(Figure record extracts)
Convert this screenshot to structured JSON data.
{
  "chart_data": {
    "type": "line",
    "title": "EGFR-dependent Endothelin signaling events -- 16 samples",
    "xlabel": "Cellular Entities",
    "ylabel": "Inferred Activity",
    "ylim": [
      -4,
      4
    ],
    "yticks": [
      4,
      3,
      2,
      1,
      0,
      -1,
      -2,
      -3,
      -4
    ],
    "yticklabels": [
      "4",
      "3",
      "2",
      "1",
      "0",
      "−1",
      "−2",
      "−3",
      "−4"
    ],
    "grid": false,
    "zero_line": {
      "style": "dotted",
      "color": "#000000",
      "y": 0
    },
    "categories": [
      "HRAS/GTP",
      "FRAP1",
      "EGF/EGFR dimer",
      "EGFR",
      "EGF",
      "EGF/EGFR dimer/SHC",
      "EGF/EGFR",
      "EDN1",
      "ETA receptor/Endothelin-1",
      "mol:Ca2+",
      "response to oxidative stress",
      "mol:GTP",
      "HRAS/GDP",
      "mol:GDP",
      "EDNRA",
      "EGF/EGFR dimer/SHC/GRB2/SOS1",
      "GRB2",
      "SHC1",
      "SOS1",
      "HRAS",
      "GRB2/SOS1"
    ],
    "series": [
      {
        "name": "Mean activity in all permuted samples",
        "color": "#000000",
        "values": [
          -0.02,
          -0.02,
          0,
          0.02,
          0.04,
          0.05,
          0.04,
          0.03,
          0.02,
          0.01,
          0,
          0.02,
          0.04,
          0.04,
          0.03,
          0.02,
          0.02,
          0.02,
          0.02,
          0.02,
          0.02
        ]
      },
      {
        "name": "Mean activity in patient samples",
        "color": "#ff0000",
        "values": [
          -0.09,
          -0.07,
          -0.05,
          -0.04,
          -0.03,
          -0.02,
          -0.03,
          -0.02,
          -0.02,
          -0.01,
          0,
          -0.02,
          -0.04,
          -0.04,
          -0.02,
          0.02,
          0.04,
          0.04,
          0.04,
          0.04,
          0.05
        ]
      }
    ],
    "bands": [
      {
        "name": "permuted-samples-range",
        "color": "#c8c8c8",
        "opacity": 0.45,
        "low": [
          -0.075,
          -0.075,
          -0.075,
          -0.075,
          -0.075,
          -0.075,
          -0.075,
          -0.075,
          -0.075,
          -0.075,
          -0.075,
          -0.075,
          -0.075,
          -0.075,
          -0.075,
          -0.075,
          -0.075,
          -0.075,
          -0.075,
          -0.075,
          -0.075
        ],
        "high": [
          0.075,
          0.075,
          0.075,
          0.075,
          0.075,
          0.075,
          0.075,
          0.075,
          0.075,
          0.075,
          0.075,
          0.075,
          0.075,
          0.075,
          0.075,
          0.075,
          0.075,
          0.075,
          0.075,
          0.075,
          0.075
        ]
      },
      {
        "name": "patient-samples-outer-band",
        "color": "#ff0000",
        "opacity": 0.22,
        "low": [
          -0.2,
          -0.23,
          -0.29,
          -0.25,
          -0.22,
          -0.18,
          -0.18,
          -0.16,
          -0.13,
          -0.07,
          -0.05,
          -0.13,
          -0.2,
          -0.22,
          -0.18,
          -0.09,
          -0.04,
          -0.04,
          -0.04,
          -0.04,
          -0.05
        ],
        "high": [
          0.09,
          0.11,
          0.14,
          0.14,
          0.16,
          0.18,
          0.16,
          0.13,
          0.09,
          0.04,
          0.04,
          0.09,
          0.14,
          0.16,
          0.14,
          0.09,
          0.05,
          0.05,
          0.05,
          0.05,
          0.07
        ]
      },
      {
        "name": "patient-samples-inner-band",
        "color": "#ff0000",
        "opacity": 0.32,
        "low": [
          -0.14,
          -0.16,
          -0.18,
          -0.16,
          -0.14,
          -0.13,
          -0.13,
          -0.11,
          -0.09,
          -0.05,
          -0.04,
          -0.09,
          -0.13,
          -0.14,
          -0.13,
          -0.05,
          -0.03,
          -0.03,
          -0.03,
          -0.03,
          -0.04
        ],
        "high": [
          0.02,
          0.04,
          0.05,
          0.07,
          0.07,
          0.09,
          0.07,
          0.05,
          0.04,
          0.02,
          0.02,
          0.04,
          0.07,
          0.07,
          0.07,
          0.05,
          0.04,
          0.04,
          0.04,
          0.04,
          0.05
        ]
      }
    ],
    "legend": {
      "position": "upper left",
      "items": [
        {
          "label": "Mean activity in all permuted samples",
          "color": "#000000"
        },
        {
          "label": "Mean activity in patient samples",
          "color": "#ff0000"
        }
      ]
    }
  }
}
...
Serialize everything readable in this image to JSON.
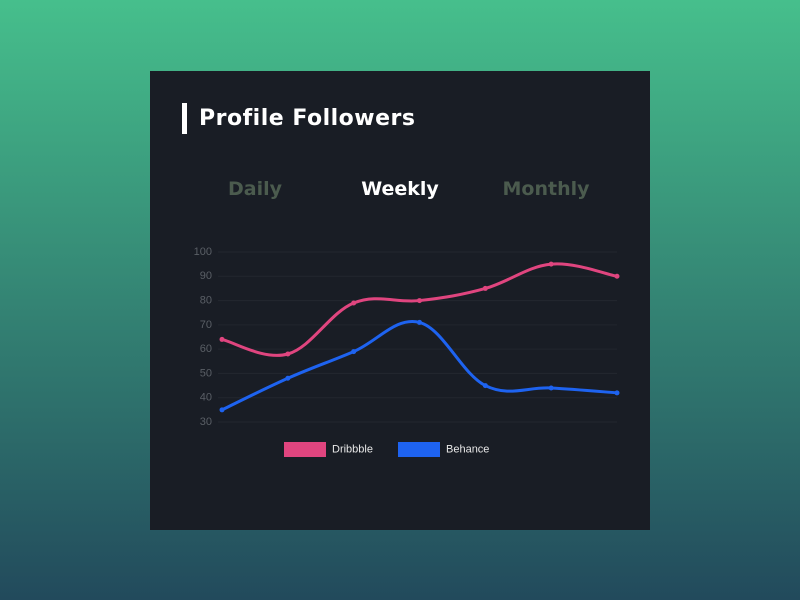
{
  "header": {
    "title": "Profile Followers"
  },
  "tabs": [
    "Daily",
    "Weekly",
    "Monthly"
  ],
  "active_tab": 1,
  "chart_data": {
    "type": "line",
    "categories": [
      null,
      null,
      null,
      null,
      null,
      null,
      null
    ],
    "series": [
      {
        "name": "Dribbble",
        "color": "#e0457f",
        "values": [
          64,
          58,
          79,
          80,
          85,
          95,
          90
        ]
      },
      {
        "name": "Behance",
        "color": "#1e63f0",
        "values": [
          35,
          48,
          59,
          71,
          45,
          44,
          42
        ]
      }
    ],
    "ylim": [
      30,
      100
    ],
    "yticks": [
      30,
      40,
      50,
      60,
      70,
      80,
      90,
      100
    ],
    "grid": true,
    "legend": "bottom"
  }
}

Task to carry out: Pull out the lines above in which the word "name" appears.

The response:
        "name": "Mean activity in all permuted samples",
        "name": "Mean activity in patient samples",
        "name": "permuted-samples-range",
        "name": "patient-samples-outer-band",
        "name": "patient-samples-inner-band",
        "name": "Dribbble",
        "name": "Behance",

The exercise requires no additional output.